◆ **MATERIAL SHOWN**:
---*---

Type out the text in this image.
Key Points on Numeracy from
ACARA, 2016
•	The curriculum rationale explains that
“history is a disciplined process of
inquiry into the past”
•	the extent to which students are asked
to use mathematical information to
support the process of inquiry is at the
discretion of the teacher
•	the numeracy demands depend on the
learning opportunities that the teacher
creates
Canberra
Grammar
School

---*---

◆ **WHAT THE TASK ASKS**: State how many lines of the records above contain the word "teacher", and give only that number.

◆ **RESPONSE**: 2